→ **Document**

Flexible beams tutorial
=======================

This tutorial briefly introduces two simple planar beams and how to work with them with utility functions.
The python source code of the beam tutorial can be found at:

   \ ``main/pythonDev/Examples/beamTutorial.py``\ 

The tutorial uses the GeometricallyExactBeam2D, which is a shear deformable Reissner-Timoshenko beam, and a thin cable ANCFCable2D, which represents a large deformation Bernoulli-Euler beam.

The model includes two highly flexible planar with length 2m, height 0.005m, width 0.01m, 
Young's modulus 1e9N/m\ :math:`^2`\  and density 2000kg/m\ :math:`^3`\ .
The shear deformable beam is rigidly attached to ground and the cable is rigidly attached to a moving ground.

We first import necessary libraries and set up a mbs. Note that utilities also include pi, sin, cos and sqrt.

.. code-block:: python

  import exudyn as exu
  from exudyn.utilities import *
  import numpy as np

  SC = exu.SystemContainer()

→ **Instruction A**
In the beams tutorial, quote the passage from "The tutorial uses" up to and including "cos and sqrt.".
The beams tutorial and the records were taken from unrelated sources.

→ **Extracted information**
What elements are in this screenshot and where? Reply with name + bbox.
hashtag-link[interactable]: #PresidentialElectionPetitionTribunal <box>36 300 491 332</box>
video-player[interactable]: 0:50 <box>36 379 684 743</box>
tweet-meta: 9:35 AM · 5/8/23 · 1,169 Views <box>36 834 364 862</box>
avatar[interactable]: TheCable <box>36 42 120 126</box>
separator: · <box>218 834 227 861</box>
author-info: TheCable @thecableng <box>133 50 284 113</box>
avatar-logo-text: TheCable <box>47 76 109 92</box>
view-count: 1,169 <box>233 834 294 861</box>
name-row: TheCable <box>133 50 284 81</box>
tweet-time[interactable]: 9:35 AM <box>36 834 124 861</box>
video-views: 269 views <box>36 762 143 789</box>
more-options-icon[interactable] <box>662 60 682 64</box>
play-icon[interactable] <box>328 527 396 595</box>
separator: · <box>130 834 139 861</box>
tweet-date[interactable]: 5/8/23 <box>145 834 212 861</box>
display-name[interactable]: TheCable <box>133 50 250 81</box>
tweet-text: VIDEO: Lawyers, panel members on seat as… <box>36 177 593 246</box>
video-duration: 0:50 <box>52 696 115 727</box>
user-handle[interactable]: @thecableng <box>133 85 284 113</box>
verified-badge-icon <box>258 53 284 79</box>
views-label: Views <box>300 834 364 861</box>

→ **Instruction B**
Print the records from their first line up to and including the line with "play-icon[interactable] <box>328 527".

→ **Written response A**
The tutorial uses the GeometricallyExactBeam2D, which is a shear deformable Reissner-Timoshenko beam, and a thin cable ANCFCable2D, which represents a large deformation Bernoulli-Euler beam.

The model includes two highly flexible planar with length 2m, height 0.005m, width 0.01m, 
Young's modulus 1e9N/m\ :math:`^2`\  and density 2000kg/m\ :math:`^3`\ .
The shear deformable beam is rigidly attached to ground and the cable is rigidly attached to a moving ground.

We first import necessary libraries and set up a mbs. Note that utilities also include pi, sin, cos and sqrt.

→ **Written response B**
What elements are in this screenshot and where? Reply with name + bbox.
hashtag-link[interactable]: #PresidentialElectionPetitionTribunal <box>36 300 491 332</box>
video-player[interactable]: 0:50 <box>36 379 684 743</box>
tweet-meta: 9:35 AM · 5/8/23 · 1,169 Views <box>36 834 364 862</box>
avatar[interactable]: TheCable <box>36 42 120 126</box>
separator: · <box>218 834 227 861</box>
author-info: TheCable @thecableng <box>133 50 284 113</box>
avatar-logo-text: TheCable <box>47 76 109 92</box>
view-count: 1,169 <box>233 834 294 861</box>
name-row: TheCable <box>133 50 284 81</box>
tweet-time[interactable]: 9:35 AM <box>36 834 124 861</box>
video-views: 269 views <box>36 762 143 789</box>
more-options-icon[interactable] <box>662 60 682 64</box>
play-icon[interactable] <box>328 527 396 595</box>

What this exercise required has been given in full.